___ PASSAGE TO READ ___
# 1:18 E46 Sedan Die Cast Cars. Anyone know the best one?



## james330x (Apr 14, 2002)

Hello all,

Just thought I'd get an E46 Die Cast sedan. I'd preferably like a post facelift one, though I don't know if one is available. Does anyone know the best E46 Die Cast? I've checked the BMW ones available through their lifestyle catalog but they're abysmal. Any info greatly appreciated.


----------



## GTI (Dec 28, 2001)

May also want to look at one of these!!
http://www.hpiracing.com/kits/micro/micro-m.htm

1/18 R/C......Available in kit form that you can build and do your custom E46 M3 paintjob yourself. Or get the ready to run version already painted in Ti-Ag I think.

You can mod them to insane speed if you like; and display them when not running them:rofl: :thumbup:


----------



## M318 (Apr 14, 2003)

*E46 1/18 Scale Die casts*

Check out:

http://www.bimmersmodelworld.com/

In my opinion, AutoArt makes the best E46 M3. However, UT and Paul's Model Art makes the biggest variety of E46s and E36s. Check out Ebay for good deals.

Check out the attached photo of the Paul's Model Art Factory Racing E46 GTR.


----------



## The HACK (Dec 19, 2001)

Kyosho makes a pre-facelifted coupe, I don't know about sedan.

By the way, MiniChamps and Kyosho supply almost all of BMW's models you can buy from the dealership. But VinceTopazBlau is your best bet to find hard to find models, especially BMW ones.


----------



## sp330i (Dec 26, 2001)

Wish I could find an '01 330i with sport package. No luck so far


----------



## Mr Paddle.Shift (Dec 19, 2001)

Post face lifted E46 models won't be out in another month or so.

Upcoming releases include E60 5er and M3 CSL.



james330x said:


> *Hello all,
> 
> Just thought I'd get an E46 Die Cast sedan. I'd preferably like a post facelift one, though I don't know if one is available. Does anyone know the best E46 Die Cast? I've checked the BMW ones available through their lifestyle catalog but they're abysmal. Any info greatly appreciated. *


----------



## tgravo2 (Dec 7, 2002)

*Re: Re: 1:18 E46 Sedan Die Cast Cars. Anyone know the best one?*



VinceTopasBlau3 said:


> *Post face lifted E46 models won't be out in another month or so.
> 
> Upcoming releases include E60 5er and M3 CSL. *


Vince Please let us know when they come out and give us a link. I have been looking for a Ti Silver 325 sedan, with SP hopefully, thanks :thumbup:


----------



## Pete Teoh (Jan 27, 2002)
___ GIVEN DATA ___
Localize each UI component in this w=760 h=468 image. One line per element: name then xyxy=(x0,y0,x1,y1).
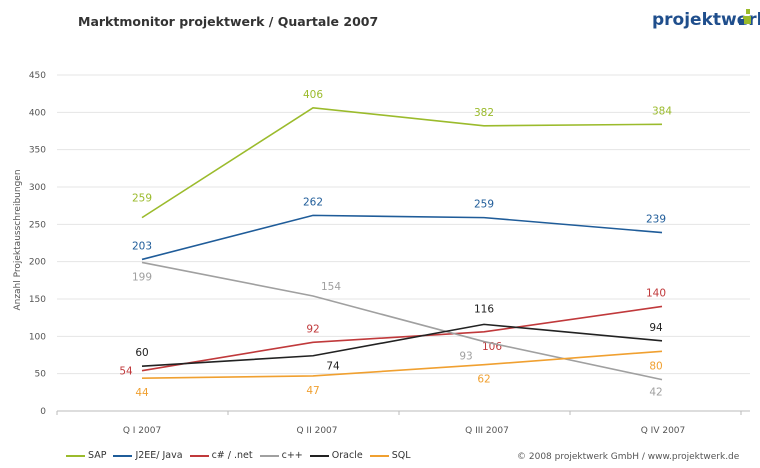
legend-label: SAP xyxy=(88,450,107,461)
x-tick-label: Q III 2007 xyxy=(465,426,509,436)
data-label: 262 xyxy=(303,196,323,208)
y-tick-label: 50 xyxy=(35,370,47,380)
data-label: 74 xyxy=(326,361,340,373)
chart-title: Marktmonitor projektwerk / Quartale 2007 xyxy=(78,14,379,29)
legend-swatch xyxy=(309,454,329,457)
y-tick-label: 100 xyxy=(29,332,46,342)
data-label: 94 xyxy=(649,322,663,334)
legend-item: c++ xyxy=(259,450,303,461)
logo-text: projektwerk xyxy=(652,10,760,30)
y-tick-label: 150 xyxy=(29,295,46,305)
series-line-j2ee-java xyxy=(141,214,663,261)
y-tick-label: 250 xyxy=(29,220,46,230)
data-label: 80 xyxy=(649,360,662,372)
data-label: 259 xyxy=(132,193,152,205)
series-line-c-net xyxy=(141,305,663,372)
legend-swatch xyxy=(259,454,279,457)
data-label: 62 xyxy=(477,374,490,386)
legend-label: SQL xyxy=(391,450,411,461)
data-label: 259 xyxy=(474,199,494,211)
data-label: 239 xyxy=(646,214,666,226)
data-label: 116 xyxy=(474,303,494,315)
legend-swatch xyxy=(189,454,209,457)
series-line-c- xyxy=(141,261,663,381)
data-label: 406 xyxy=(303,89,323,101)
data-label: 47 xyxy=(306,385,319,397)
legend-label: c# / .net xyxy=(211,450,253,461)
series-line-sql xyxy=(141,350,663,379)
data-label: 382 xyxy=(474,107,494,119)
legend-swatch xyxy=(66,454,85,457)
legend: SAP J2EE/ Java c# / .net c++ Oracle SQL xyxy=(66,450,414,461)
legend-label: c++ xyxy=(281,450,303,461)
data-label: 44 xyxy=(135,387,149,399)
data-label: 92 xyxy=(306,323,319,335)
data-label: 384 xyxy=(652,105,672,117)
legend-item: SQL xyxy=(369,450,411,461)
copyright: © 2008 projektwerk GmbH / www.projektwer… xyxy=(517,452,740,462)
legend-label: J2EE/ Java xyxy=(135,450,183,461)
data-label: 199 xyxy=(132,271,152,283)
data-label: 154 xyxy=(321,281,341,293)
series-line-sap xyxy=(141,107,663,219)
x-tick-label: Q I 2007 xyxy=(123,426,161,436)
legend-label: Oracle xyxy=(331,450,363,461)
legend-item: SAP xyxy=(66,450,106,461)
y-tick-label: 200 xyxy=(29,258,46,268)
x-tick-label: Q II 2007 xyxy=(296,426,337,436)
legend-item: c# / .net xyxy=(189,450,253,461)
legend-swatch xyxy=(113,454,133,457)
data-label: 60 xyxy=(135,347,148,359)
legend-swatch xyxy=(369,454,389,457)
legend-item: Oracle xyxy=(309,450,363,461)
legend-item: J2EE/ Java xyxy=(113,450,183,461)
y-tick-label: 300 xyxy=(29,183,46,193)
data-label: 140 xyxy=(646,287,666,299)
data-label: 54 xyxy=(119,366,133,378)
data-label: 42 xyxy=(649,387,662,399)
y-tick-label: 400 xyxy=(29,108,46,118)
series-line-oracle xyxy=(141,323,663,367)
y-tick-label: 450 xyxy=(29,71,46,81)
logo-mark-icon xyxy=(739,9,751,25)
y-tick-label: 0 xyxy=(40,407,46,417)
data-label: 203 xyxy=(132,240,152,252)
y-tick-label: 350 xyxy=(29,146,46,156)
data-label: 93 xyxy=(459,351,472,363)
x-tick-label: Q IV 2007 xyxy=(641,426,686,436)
___
● **WHAT YOU WILL DO**: Carry on the forum thread about 1:18 E46 die-cast cars from the point where it stops. These records were drawn from a separate source.

● **ANSWER TO THE TASK**:
*Re: Re: Re: 1:18 E46 Sedan Die Cast Cars. Anyone know the best one?*



tgravo2 said:


> *Vince Please let us know when they come out and give us a link. I have been looking for a Ti Silver 325 sedan, with SP hopefully, thanks :thumbup: *


Me too, except in steel blue. :thumbup:


----------



## Ack (Mar 16, 2002)

Kyosho makes some of the best models of BMW's. Here are the pics from a black M3 model I picked up a few months ago. The detail is amazing. These models run about $55 for the 1:18th scale.


----------



## bmw325 (Dec 19, 2001)

I have a UT model in that size its a silver 328i sport. Its not so well built-- but I'm probably being picky.


----------



## Mr Paddle.Shift (Dec 19, 2001)

UT models have been rather sloppy during the early years. They have since merged with Minichamps.

At one point, Kyosho and Autoart surpassed Minichamps in terms of quality and details. But Minichamps have been improving very well for the last couple of years.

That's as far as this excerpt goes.